* **Task goal**: Filter the data for lines with the word "desired", then copy every line so identified.

=== Entries shown ===

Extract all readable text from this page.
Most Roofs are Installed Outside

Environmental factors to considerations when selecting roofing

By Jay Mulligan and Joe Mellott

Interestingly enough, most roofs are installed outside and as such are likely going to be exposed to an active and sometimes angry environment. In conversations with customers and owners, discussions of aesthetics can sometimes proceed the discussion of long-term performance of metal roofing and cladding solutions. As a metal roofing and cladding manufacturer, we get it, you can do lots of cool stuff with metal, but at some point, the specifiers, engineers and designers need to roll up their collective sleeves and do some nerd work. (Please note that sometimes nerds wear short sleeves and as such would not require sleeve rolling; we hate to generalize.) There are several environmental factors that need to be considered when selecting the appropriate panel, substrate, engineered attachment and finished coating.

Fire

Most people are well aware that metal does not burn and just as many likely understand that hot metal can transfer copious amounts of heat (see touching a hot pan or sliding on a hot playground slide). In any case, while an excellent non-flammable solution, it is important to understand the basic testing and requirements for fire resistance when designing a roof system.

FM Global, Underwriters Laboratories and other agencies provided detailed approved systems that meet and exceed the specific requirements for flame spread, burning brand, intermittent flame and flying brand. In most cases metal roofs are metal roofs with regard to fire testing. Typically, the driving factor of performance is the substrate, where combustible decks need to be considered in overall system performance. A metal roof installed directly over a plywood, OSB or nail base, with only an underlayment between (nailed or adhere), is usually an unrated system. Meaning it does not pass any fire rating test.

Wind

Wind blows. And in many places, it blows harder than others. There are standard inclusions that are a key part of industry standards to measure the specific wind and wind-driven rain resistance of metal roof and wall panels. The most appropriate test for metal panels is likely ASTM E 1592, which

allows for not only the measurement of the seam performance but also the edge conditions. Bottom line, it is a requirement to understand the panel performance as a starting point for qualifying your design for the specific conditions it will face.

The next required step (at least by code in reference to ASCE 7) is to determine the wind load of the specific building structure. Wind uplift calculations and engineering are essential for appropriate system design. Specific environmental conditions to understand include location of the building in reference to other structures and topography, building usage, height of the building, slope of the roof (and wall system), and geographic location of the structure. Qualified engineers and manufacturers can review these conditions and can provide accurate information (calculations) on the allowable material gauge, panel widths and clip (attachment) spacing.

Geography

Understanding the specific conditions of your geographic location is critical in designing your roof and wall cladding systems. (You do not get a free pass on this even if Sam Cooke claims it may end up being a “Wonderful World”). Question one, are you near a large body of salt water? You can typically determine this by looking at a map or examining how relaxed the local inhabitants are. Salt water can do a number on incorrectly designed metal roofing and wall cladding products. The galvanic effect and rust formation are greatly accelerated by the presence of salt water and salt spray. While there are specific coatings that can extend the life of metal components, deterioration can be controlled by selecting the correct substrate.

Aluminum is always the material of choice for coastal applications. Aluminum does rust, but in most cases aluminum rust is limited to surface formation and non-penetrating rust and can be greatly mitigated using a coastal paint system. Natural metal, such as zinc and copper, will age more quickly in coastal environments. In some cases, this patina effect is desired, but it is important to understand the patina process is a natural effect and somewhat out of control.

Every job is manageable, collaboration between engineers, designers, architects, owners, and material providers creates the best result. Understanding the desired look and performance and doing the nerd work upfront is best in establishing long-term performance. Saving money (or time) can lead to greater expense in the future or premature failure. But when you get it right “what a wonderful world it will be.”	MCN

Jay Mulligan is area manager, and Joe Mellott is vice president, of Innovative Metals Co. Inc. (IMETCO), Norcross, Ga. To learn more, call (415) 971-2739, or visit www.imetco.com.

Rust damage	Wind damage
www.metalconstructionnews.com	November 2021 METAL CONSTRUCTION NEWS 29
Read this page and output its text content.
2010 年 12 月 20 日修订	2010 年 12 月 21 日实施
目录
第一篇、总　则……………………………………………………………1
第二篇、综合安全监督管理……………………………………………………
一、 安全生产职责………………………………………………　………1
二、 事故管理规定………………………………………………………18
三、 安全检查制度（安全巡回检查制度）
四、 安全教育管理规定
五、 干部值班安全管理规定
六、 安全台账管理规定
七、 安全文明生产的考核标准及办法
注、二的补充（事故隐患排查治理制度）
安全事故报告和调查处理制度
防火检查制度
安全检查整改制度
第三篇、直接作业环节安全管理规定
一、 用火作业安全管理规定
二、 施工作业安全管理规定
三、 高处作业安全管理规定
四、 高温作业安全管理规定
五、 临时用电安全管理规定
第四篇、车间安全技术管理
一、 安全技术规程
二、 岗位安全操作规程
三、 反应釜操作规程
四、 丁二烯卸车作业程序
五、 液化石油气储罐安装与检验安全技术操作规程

===

* **Expected answer**:
Aluminum is always the material of choice for coastal applications. Aluminum does rust, but in most cases aluminum rust is limited to surface formation and non-penetrating rust and can be greatly mitigated using a coastal paint system. Natural metal, such as zinc and copper, will age more quickly in coastal environments. In some cases, this patina effect is desired, but it is important to understand the patina process is a natural effect and somewhat out of control.
Every job is manageable, collaboration between engineers, designers, architects, owners, and material providers creates the best result. Understanding the desired look and performance and doing the nerd work upfront is best in establishing long-term performance. Saving money (or time) can lead to greater expense in the future or premature failure. But when you get it right “what a wonderful world it will be.”	MCN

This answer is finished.